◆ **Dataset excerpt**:
· · ·
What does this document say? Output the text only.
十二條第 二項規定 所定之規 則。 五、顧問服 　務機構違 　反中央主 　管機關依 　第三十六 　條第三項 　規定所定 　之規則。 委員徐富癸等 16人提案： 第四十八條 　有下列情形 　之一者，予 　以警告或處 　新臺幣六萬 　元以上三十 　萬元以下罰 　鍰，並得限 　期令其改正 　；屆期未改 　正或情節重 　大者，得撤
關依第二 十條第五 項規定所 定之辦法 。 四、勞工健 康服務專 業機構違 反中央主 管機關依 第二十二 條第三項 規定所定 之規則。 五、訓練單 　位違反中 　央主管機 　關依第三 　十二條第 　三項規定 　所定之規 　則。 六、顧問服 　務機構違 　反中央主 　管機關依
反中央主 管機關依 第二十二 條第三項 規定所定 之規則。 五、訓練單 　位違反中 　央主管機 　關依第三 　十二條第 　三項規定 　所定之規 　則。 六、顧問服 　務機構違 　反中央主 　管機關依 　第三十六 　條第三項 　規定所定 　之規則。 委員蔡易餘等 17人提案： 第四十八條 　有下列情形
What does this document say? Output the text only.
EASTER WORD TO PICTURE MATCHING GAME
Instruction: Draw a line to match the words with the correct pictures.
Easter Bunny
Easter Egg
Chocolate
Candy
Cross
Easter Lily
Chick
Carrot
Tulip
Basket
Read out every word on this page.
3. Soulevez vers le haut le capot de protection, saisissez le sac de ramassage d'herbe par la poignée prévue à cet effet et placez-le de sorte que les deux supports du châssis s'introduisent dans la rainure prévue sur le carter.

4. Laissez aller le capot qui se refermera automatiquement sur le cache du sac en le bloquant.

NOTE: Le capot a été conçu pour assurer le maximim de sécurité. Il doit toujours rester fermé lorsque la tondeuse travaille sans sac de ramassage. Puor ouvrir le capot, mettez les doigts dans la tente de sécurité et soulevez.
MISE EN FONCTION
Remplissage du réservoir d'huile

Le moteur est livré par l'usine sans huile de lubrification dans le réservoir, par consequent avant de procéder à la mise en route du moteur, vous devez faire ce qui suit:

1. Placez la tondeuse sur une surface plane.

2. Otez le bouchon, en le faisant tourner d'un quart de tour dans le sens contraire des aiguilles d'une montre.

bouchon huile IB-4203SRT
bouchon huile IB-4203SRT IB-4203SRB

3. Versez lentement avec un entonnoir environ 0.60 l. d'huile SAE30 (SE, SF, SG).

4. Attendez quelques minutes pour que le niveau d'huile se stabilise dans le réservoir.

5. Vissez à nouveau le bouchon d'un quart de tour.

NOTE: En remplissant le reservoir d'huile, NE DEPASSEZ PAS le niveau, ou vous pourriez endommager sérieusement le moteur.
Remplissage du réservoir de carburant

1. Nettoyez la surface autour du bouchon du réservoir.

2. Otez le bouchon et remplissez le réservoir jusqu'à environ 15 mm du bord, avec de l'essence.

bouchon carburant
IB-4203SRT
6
· · ·
◆ **EXERCISE GOAL**:
Write out each line of the data above again, exactly as given.

◆ **OUTPUT OF THE EXERCISE**:
What does this document say? Output the text only.
十二條第 二項規定 所定之規 則。 五、顧問服 　務機構違 　反中央主 　管機關依 　第三十六 　條第三項 　規定所定 　之規則。 委員徐富癸等 16人提案： 第四十八條 　有下列情形 　之一者，予 　以警告或處 　新臺幣六萬 　元以上三十 　萬元以下罰 　鍰，並得限 　期令其改正 　；屆期未改 　正或情節重 　大者，得撤
關依第二 十條第五 項規定所 定之辦法 。 四、勞工健 康服務專 業機構違 反中央主 管機關依 第二十二 條第三項 規定所定 之規則。 五、訓練單 　位違反中 　央主管機 　關依第三 　十二條第 　三項規定 　所定之規 　則。 六、顧問服 　務機構違 　反中央主 　管機關依
反中央主 管機關依 第二十二 條第三項 規定所定 之規則。 五、訓練單 　位違反中 　央主管機 　關依第三 　十二條第 　三項規定 　所定之規 　則。 六、顧問服 　務機構違 　反中央主 　管機關依 　第三十六 　條第三項 　規定所定 　之規則。 委員蔡易餘等 17人提案： 第四十八條 　有下列情形
What does this document say? Output the text only.
EASTER WORD TO PICTURE MATCHING GAME
Instruction: Draw a line to match the words with the correct pictures.
Easter Bunny
Easter Egg
Chocolate
Candy
Cross
Easter Lily
Chick
Carrot
Tulip
Basket
Read out every word on this page.
3. Soulevez vers le haut le capot de protection, saisissez le sac de ramassage d'herbe par la poignée prévue à cet effet et placez-le de sorte que les deux supports du châssis s'introduisent dans la rainure prévue sur le carter.

4. Laissez aller le capot qui se refermera automatiquement sur le cache du sac en le bloquant.

NOTE: Le capot a été conçu pour assurer le maximim de sécurité. Il doit toujours rester fermé lorsque la tondeuse travaille sans sac de ramassage. Puor ouvrir le capot, mettez les doigts dans la tente de sécurité et soulevez.
MISE EN FONCTION
Remplissage du réservoir d'huile

Le moteur est livré par l'usine sans huile de lubrification dans le réservoir, par consequent avant de procéder à la mise en route du moteur, vous devez faire ce qui suit:

1. Placez la tondeuse sur une surface plane.

2. Otez le bouchon, en le faisant tourner d'un quart de tour dans le sens contraire des aiguilles d'une montre.

bouchon huile IB-4203SRT
bouchon huile IB-4203SRT IB-4203SRB

3. Versez lentement avec un entonnoir environ 0.60 l. d'huile SAE30 (SE, SF, SG).

4. Attendez quelques minutes pour que le niveau d'huile se stabilise dans le réservoir.

5. Vissez à nouveau le bouchon d'un quart de tour.

NOTE: En remplissant le reservoir d'huile, NE DEPASSEZ PAS le niveau, ou vous pourriez endommager sérieusement le moteur.
Remplissage du réservoir de carburant

1. Nettoyez la surface autour du bouchon du réservoir.

2. Otez le bouchon et remplissez le réservoir jusqu'à environ 15 mm du bord, avec de l'essence.

bouchon carburant
IB-4203SRT
6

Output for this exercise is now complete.